> _WORK TO BE COMPLETED_:
Pick out each line containing the string "году" and copy it.

══════════

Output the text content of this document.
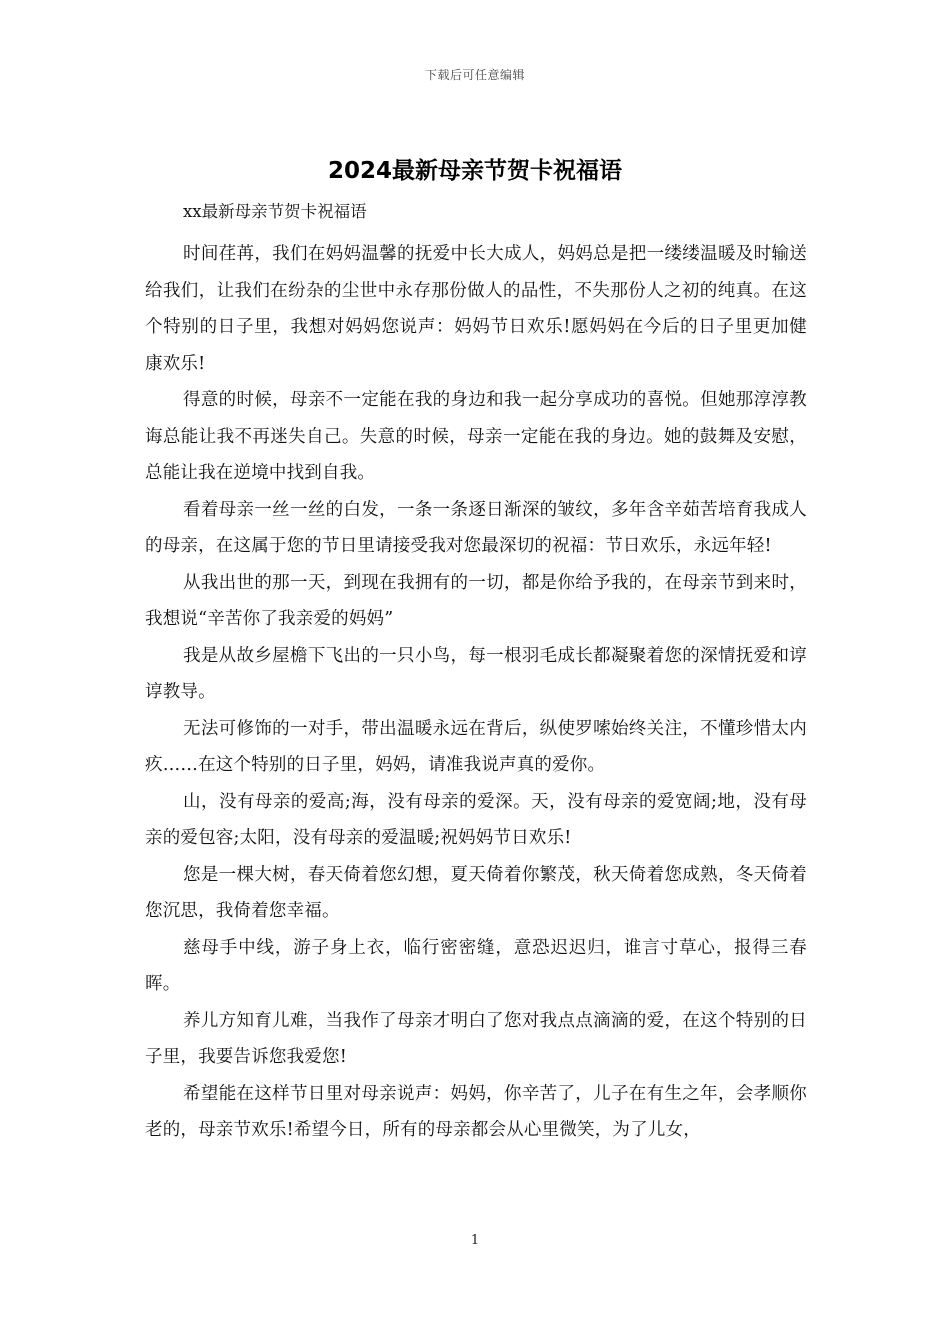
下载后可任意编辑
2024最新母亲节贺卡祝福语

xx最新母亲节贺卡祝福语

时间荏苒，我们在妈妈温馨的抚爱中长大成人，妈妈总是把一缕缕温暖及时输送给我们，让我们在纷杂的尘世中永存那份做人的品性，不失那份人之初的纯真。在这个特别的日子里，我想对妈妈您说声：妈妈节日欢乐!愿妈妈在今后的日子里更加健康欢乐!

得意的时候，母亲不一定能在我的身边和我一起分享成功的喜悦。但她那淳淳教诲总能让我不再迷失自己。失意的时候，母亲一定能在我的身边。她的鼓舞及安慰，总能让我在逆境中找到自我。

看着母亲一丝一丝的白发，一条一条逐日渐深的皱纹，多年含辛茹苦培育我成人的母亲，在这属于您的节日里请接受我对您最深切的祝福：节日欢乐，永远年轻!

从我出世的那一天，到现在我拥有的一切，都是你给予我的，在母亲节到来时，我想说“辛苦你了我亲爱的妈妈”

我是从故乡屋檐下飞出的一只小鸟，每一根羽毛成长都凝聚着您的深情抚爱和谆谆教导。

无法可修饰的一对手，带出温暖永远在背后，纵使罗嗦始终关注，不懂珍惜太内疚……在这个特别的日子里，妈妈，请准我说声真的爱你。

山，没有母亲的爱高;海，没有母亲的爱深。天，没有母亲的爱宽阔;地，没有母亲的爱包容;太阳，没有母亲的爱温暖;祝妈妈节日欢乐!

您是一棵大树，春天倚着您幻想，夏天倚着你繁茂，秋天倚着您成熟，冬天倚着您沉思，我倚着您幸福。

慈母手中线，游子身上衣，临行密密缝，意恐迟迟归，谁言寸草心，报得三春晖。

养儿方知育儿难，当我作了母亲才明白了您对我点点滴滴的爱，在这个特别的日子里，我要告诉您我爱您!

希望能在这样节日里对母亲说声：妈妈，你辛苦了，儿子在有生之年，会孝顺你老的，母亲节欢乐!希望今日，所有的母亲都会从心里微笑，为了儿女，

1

══════════

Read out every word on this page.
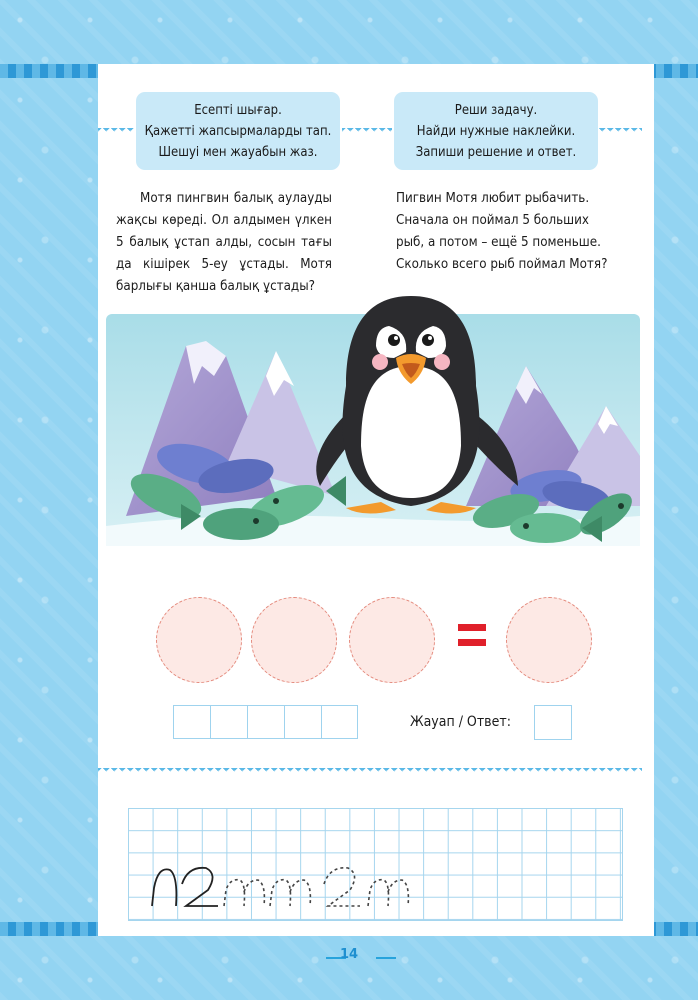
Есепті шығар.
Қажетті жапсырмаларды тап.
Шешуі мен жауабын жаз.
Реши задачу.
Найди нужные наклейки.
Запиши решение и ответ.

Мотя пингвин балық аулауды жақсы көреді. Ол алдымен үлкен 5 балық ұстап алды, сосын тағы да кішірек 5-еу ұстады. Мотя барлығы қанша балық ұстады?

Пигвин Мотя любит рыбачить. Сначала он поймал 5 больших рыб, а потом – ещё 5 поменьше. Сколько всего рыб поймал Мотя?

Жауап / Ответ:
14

══════════

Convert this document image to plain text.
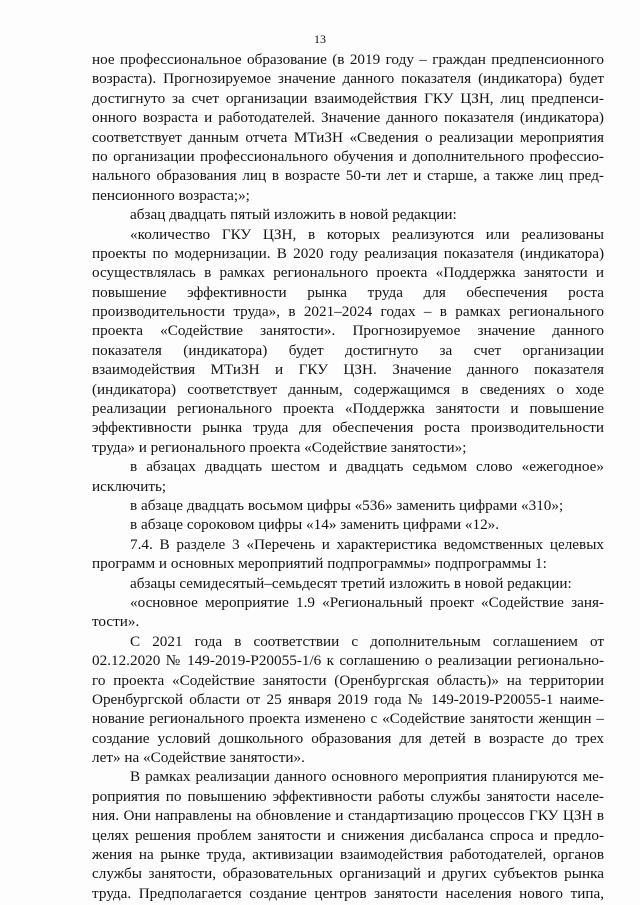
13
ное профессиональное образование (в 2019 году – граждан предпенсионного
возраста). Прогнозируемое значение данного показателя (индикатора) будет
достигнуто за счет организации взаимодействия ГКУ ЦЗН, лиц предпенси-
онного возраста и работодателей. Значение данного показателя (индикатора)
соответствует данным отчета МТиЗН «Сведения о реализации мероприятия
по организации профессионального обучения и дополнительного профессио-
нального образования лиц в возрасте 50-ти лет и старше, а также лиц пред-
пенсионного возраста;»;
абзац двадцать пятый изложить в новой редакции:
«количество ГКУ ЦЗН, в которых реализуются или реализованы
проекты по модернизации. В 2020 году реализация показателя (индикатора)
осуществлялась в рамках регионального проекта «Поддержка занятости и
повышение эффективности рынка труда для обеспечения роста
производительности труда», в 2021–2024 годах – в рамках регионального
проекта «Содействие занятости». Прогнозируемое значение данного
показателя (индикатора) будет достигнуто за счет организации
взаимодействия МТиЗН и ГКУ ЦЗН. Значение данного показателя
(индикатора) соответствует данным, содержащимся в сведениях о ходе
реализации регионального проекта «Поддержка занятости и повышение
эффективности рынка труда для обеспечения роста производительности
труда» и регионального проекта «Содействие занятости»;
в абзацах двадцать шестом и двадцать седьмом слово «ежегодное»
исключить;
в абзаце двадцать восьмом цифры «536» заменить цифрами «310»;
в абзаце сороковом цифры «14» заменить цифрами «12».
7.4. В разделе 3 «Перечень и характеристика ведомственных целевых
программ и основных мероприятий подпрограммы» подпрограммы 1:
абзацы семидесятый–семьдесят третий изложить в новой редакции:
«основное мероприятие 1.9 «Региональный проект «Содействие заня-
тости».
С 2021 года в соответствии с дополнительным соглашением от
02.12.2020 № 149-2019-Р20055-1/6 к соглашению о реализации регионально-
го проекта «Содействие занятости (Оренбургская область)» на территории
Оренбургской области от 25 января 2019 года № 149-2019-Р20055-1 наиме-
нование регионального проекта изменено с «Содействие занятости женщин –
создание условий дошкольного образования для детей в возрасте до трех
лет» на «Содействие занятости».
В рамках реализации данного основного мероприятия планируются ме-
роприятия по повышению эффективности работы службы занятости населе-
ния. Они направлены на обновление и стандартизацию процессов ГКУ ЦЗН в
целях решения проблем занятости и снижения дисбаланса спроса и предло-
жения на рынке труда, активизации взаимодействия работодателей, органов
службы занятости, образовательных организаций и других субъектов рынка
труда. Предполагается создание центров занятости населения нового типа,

══════════

> _SOLUTION_:
ное профессиональное образование (в 2019 году – граждан предпенсионного
проекты по модернизации. В 2020 году реализация показателя (индикатора)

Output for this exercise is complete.